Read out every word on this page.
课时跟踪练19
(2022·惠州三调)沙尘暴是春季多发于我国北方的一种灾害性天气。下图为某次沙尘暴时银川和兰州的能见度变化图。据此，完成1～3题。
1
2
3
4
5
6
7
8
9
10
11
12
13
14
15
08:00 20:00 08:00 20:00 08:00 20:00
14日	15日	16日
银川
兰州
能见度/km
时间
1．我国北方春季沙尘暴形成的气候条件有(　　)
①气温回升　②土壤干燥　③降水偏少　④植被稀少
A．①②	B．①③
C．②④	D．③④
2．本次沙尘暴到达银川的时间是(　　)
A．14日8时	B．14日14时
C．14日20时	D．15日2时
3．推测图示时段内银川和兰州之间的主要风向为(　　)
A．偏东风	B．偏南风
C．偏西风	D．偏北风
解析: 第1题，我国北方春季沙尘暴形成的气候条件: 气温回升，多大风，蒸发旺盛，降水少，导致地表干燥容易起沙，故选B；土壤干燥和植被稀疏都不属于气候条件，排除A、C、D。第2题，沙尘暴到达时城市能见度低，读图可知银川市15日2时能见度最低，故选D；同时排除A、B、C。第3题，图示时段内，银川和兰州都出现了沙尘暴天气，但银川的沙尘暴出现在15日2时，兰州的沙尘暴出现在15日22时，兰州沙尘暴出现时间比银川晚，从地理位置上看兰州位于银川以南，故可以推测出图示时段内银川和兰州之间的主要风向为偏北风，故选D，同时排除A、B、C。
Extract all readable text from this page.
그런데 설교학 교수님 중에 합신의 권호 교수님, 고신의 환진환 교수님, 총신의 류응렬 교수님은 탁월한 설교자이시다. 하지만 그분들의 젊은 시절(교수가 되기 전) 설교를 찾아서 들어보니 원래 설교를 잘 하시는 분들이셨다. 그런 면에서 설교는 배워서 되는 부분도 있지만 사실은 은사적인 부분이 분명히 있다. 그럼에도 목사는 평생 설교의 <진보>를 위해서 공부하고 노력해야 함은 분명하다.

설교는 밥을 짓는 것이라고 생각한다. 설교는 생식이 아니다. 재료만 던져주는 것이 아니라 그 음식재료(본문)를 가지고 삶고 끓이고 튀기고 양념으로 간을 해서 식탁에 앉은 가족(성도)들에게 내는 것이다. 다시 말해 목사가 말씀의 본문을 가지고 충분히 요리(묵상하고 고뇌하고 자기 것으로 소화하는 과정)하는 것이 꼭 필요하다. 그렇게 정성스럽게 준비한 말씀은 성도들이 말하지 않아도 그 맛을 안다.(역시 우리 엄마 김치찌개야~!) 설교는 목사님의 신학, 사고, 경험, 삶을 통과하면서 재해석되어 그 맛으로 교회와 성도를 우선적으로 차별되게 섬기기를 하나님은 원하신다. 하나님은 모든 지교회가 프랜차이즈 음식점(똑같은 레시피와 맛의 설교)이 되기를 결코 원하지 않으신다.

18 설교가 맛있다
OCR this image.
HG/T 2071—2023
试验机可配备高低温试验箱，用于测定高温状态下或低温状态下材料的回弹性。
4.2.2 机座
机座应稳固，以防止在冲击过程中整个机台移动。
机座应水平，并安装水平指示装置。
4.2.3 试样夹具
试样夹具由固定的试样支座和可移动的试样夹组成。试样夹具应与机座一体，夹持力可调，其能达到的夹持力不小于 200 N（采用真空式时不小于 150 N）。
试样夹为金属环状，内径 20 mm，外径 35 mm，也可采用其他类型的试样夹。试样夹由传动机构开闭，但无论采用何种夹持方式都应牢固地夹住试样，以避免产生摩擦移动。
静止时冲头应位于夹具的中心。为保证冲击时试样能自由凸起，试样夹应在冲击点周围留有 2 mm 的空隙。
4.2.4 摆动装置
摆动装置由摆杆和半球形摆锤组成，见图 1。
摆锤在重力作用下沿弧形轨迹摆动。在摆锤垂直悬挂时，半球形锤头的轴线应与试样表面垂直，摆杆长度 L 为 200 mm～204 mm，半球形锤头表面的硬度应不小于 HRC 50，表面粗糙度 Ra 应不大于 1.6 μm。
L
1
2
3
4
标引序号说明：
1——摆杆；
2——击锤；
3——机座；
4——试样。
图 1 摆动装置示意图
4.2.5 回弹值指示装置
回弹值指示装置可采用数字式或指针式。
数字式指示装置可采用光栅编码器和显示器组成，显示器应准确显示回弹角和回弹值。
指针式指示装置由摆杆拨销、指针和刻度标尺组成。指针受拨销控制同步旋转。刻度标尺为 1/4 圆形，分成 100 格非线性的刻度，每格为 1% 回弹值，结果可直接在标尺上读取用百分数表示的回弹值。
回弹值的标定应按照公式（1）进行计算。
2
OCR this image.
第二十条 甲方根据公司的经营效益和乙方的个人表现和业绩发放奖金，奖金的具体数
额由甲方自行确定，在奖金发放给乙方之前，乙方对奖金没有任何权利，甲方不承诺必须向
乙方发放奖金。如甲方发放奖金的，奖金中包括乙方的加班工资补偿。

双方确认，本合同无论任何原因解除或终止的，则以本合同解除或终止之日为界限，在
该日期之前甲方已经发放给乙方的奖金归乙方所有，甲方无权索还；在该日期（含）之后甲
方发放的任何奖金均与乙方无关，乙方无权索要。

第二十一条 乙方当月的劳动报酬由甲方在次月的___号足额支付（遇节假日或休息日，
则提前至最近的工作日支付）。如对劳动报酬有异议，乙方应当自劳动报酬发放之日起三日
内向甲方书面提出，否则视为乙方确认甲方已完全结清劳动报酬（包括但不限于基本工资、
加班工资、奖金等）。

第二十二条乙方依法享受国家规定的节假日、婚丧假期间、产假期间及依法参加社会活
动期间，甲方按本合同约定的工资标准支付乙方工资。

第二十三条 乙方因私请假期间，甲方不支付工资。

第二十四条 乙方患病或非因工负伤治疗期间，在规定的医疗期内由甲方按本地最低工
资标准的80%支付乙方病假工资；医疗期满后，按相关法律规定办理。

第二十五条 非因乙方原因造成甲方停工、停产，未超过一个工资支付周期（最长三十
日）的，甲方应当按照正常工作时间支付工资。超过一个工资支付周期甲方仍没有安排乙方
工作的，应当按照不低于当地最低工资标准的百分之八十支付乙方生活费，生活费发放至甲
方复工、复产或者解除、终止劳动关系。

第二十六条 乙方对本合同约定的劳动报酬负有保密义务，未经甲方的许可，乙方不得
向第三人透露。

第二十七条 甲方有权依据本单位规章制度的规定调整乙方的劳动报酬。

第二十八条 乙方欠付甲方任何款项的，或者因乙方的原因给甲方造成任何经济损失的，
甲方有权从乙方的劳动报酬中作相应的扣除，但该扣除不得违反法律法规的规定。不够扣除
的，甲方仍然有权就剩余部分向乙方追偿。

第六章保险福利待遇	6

§ **What is expected**
Type out the material again exactly as presented.

§ **Exercise response**
Read out every word on this page.
课时跟踪练19
(2022·惠州三调)沙尘暴是春季多发于我国北方的一种灾害性天气。下图为某次沙尘暴时银川和兰州的能见度变化图。据此，完成1～3题。
1
2
3
4
5
6
7
8
9
10
11
12
13
14
15
08:00 20:00 08:00 20:00 08:00 20:00
14日	15日	16日
银川
兰州
能见度/km
时间
1．我国北方春季沙尘暴形成的气候条件有(　　)
①气温回升　②土壤干燥　③降水偏少　④植被稀少
A．①②	B．①③
C．②④	D．③④
2．本次沙尘暴到达银川的时间是(　　)
A．14日8时	B．14日14时
C．14日20时	D．15日2时
3．推测图示时段内银川和兰州之间的主要风向为(　　)
A．偏东风	B．偏南风
C．偏西风	D．偏北风
解析: 第1题，我国北方春季沙尘暴形成的气候条件: 气温回升，多大风，蒸发旺盛，降水少，导致地表干燥容易起沙，故选B；土壤干燥和植被稀疏都不属于气候条件，排除A、C、D。第2题，沙尘暴到达时城市能见度低，读图可知银川市15日2时能见度最低，故选D；同时排除A、B、C。第3题，图示时段内，银川和兰州都出现了沙尘暴天气，但银川的沙尘暴出现在15日2时，兰州的沙尘暴出现在15日22时，兰州沙尘暴出现时间比银川晚，从地理位置上看兰州位于银川以南，故可以推测出图示时段内银川和兰州之间的主要风向为偏北风，故选D，同时排除A、B、C。
Extract all readable text from this page.
그런데 설교학 교수님 중에 합신의 권호 교수님, 고신의 환진환 교수님, 총신의 류응렬 교수님은 탁월한 설교자이시다. 하지만 그분들의 젊은 시절(교수가 되기 전) 설교를 찾아서 들어보니 원래 설교를 잘 하시는 분들이셨다. 그런 면에서 설교는 배워서 되는 부분도 있지만 사실은 은사적인 부분이 분명히 있다. 그럼에도 목사는 평생 설교의 <진보>를 위해서 공부하고 노력해야 함은 분명하다.

설교는 밥을 짓는 것이라고 생각한다. 설교는 생식이 아니다. 재료만 던져주는 것이 아니라 그 음식재료(본문)를 가지고 삶고 끓이고 튀기고 양념으로 간을 해서 식탁에 앉은 가족(성도)들에게 내는 것이다. 다시 말해 목사가 말씀의 본문을 가지고 충분히 요리(묵상하고 고뇌하고 자기 것으로 소화하는 과정)하는 것이 꼭 필요하다. 그렇게 정성스럽게 준비한 말씀은 성도들이 말하지 않아도 그 맛을 안다.(역시 우리 엄마 김치찌개야~!) 설교는 목사님의 신학, 사고, 경험, 삶을 통과하면서 재해석되어 그 맛으로 교회와 성도를 우선적으로 차별되게 섬기기를 하나님은 원하신다. 하나님은 모든 지교회가 프랜차이즈 음식점(똑같은 레시피와 맛의 설교)이 되기를 결코 원하지 않으신다.

18 설교가 맛있다
OCR this image.
HG/T 2071—2023
试验机可配备高低温试验箱，用于测定高温状态下或低温状态下材料的回弹性。
4.2.2 机座
机座应稳固，以防止在冲击过程中整个机台移动。
机座应水平，并安装水平指示装置。
4.2.3 试样夹具
试样夹具由固定的试样支座和可移动的试样夹组成。试样夹具应与机座一体，夹持力可调，其能达到的夹持力不小于 200 N（采用真空式时不小于 150 N）。
试样夹为金属环状，内径 20 mm，外径 35 mm，也可采用其他类型的试样夹。试样夹由传动机构开闭，但无论采用何种夹持方式都应牢固地夹住试样，以避免产生摩擦移动。
静止时冲头应位于夹具的中心。为保证冲击时试样能自由凸起，试样夹应在冲击点周围留有 2 mm 的空隙。
4.2.4 摆动装置
摆动装置由摆杆和半球形摆锤组成，见图 1。
摆锤在重力作用下沿弧形轨迹摆动。在摆锤垂直悬挂时，半球形锤头的轴线应与试样表面垂直，摆杆长度 L 为 200 mm～204 mm，半球形锤头表面的硬度应不小于 HRC 50，表面粗糙度 Ra 应不大于 1.6 μm。
L
1
2
3
4
标引序号说明：
1——摆杆；
2——击锤；
3——机座；
4——试样。
图 1 摆动装置示意图
4.2.5 回弹值指示装置
回弹值指示装置可采用数字式或指针式。
数字式指示装置可采用光栅编码器和显示器组成，显示器应准确显示回弹角和回弹值。
指针式指示装置由摆杆拨销、指针和刻度标尺组成。指针受拨销控制同步旋转。刻度标尺为 1/4 圆形，分成 100 格非线性的刻度，每格为 1% 回弹值，结果可直接在标尺上读取用百分数表示的回弹值。
回弹值的标定应按照公式（1）进行计算。
2
OCR this image.
第二十条 甲方根据公司的经营效益和乙方的个人表现和业绩发放奖金，奖金的具体数
额由甲方自行确定，在奖金发放给乙方之前，乙方对奖金没有任何权利，甲方不承诺必须向
乙方发放奖金。如甲方发放奖金的，奖金中包括乙方的加班工资补偿。

双方确认，本合同无论任何原因解除或终止的，则以本合同解除或终止之日为界限，在
该日期之前甲方已经发放给乙方的奖金归乙方所有，甲方无权索还；在该日期（含）之后甲
方发放的任何奖金均与乙方无关，乙方无权索要。

第二十一条 乙方当月的劳动报酬由甲方在次月的___号足额支付（遇节假日或休息日，
则提前至最近的工作日支付）。如对劳动报酬有异议，乙方应当自劳动报酬发放之日起三日
内向甲方书面提出，否则视为乙方确认甲方已完全结清劳动报酬（包括但不限于基本工资、
加班工资、奖金等）。

第二十二条乙方依法享受国家规定的节假日、婚丧假期间、产假期间及依法参加社会活
动期间，甲方按本合同约定的工资标准支付乙方工资。

第二十三条 乙方因私请假期间，甲方不支付工资。

第二十四条 乙方患病或非因工负伤治疗期间，在规定的医疗期内由甲方按本地最低工
资标准的80%支付乙方病假工资；医疗期满后，按相关法律规定办理。

第二十五条 非因乙方原因造成甲方停工、停产，未超过一个工资支付周期（最长三十
日）的，甲方应当按照正常工作时间支付工资。超过一个工资支付周期甲方仍没有安排乙方
工作的，应当按照不低于当地最低工资标准的百分之八十支付乙方生活费，生活费发放至甲
方复工、复产或者解除、终止劳动关系。

第二十六条 乙方对本合同约定的劳动报酬负有保密义务，未经甲方的许可，乙方不得
向第三人透露。

第二十七条 甲方有权依据本单位规章制度的规定调整乙方的劳动报酬。

第二十八条 乙方欠付甲方任何款项的，或者因乙方的原因给甲方造成任何经济损失的，
甲方有权从乙方的劳动报酬中作相应的扣除，但该扣除不得违反法律法规的规定。不够扣除
的，甲方仍然有权就剩余部分向乙方追偿。

第六章保险福利待遇	6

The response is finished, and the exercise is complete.